◆ REQUIRED TASK
Give the number of lines in the data that contain "page", and nothing more.

Data entries:
________________
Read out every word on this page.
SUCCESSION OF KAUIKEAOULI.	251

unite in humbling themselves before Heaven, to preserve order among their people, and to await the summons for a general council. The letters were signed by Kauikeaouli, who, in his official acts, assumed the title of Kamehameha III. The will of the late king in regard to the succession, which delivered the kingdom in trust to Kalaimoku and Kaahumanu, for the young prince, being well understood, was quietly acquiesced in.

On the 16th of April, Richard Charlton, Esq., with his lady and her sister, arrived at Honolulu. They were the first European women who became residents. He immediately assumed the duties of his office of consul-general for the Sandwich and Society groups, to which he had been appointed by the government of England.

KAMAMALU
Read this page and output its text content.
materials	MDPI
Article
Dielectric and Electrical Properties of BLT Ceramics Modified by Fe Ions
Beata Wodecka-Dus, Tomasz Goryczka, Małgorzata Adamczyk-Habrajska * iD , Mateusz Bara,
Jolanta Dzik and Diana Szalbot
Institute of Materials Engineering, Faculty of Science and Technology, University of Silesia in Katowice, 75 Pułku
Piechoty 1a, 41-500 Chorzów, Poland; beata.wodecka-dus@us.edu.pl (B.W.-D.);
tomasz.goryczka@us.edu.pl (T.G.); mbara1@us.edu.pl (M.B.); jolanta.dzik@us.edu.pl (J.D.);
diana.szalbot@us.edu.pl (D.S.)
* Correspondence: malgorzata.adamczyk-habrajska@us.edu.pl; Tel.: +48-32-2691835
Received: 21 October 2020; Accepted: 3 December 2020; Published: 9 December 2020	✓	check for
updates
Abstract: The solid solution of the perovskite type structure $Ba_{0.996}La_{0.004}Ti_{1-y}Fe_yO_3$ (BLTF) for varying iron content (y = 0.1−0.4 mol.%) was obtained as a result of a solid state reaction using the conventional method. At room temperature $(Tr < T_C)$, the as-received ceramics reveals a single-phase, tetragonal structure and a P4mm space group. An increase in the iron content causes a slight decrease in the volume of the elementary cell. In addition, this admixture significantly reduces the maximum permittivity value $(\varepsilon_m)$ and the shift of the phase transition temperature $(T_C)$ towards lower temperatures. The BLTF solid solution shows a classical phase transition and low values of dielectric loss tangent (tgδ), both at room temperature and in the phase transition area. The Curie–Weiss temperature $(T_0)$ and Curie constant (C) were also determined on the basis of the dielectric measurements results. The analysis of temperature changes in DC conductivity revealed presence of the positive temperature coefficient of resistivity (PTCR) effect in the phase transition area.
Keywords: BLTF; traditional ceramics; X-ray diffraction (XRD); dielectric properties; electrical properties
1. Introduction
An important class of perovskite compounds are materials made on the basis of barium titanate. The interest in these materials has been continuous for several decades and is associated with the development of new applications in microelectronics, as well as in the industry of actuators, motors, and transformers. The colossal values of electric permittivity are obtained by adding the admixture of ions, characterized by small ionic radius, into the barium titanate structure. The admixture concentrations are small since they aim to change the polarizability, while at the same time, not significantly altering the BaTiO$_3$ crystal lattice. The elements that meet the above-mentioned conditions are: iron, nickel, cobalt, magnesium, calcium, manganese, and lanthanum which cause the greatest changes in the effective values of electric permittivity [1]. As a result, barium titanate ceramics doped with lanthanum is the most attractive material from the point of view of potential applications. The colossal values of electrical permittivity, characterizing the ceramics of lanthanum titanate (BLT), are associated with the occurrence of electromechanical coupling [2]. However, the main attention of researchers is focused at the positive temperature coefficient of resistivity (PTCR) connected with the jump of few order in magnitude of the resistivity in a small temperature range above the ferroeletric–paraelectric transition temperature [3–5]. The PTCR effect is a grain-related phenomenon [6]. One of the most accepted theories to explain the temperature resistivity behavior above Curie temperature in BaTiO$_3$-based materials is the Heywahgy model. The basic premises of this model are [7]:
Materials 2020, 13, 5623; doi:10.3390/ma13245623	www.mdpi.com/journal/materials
________________
◆ THE OUTPUT
2